* BEGIN Information supplied *

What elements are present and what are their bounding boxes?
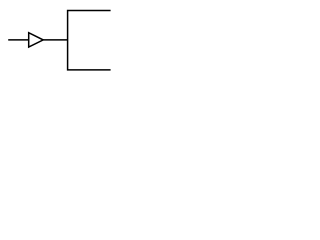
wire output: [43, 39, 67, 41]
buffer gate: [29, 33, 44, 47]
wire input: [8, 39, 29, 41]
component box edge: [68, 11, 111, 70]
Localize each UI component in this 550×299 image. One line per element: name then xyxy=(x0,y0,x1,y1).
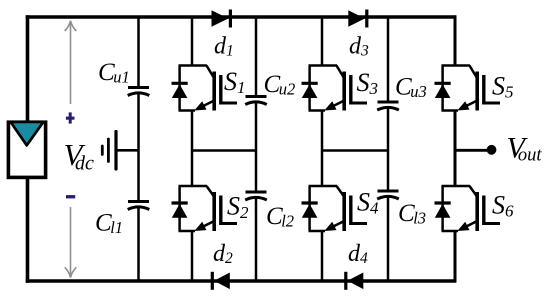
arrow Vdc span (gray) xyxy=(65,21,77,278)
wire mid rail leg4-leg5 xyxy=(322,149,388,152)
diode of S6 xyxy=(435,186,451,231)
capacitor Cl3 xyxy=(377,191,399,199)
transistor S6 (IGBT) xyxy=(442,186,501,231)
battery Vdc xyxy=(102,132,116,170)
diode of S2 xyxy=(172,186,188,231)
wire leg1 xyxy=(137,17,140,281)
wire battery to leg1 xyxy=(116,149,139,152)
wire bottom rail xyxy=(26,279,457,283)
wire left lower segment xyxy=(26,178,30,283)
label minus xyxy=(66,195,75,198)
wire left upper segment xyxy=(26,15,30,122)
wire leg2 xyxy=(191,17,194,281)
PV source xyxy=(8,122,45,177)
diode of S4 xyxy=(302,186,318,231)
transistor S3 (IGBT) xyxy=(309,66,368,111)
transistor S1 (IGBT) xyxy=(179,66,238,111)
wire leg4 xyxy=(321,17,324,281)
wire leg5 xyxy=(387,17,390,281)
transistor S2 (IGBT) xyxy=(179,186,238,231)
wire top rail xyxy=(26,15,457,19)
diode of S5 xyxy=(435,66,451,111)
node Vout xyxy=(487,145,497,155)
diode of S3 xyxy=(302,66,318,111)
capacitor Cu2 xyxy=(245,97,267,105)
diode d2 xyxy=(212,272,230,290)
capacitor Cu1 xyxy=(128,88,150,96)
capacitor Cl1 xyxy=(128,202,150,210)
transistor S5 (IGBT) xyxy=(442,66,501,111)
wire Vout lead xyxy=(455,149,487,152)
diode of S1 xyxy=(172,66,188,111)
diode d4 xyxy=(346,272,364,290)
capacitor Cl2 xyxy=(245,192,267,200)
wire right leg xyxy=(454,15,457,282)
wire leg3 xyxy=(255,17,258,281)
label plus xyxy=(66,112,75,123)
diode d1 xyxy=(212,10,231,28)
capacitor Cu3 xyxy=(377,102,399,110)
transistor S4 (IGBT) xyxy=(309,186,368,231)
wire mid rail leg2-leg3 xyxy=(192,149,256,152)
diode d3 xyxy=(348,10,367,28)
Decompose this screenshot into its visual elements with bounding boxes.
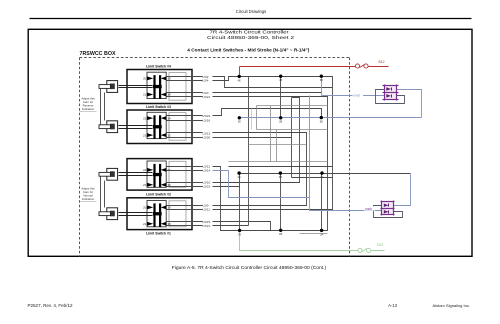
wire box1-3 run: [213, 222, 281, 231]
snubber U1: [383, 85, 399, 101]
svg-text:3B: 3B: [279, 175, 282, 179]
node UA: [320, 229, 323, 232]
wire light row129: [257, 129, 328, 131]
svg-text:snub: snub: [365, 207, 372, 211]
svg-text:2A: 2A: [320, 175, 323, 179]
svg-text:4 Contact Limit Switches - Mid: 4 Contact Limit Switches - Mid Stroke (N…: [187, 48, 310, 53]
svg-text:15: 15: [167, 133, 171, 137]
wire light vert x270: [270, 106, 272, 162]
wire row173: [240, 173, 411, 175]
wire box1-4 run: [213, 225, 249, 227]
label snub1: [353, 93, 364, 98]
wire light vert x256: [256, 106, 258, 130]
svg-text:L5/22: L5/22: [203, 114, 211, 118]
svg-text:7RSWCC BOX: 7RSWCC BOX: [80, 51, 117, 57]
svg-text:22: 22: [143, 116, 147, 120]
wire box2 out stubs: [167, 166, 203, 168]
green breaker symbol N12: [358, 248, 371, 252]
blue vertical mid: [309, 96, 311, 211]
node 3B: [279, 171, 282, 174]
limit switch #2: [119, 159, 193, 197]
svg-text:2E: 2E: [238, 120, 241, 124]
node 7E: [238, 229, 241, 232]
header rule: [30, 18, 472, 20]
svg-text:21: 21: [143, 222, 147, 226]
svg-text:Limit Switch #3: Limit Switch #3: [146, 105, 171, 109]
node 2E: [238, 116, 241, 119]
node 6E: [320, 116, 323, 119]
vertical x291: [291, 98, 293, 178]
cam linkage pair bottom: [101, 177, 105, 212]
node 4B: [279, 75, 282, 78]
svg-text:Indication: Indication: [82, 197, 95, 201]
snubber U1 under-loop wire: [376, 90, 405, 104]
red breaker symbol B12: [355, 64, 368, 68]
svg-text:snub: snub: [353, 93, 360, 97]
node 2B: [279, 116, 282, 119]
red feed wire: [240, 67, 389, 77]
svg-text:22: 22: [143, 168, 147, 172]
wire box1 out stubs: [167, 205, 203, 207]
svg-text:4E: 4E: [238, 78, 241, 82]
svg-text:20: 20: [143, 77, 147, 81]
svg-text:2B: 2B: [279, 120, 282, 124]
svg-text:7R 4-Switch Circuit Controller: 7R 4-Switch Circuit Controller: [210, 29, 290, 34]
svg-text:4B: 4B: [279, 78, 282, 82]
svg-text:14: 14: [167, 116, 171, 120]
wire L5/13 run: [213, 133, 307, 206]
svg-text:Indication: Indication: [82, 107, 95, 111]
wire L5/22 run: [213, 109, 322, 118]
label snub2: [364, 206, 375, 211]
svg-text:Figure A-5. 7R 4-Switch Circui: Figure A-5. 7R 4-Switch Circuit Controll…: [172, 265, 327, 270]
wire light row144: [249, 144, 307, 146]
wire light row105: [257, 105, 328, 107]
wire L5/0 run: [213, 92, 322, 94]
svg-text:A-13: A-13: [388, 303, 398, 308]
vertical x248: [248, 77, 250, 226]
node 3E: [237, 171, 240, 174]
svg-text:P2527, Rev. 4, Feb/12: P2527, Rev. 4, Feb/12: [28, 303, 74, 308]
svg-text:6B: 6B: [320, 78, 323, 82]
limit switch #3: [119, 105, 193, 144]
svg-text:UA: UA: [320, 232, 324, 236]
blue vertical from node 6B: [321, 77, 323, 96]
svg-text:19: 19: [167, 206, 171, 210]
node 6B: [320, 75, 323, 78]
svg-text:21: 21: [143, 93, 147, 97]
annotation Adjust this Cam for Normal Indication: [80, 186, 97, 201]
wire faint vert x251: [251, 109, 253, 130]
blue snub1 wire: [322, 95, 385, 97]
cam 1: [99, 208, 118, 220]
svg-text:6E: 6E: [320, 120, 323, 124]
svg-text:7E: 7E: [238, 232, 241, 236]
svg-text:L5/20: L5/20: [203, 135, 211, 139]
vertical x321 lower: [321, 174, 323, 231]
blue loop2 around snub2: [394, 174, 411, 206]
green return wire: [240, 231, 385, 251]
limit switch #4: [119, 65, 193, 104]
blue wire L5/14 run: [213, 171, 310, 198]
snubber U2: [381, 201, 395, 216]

* END Information supplied *

• **Given exercise**
Format the items from their start through the line containing "Localize each UI" as a Markdown table with the columns Row and Text, one numbered row per line. Leave out blank lines and the picture.

• **Answer for this exercise**
| Row | Text |
|---|---|
| 1 | What elements are present and what are their bounding boxes? |
| 2 | wire output: [43, 39, 67, 41] |
| 3 | buffer gate: [29, 33, 44, 47] |
| 4 | wire input: [8, 39, 29, 41] |
| 5 | component box edge: [68, 11, 111, 70] |
| 6 | Localize each UI component in this 550×299 image. One line per element: name then xyxy=(x0,y0,x1,y1). |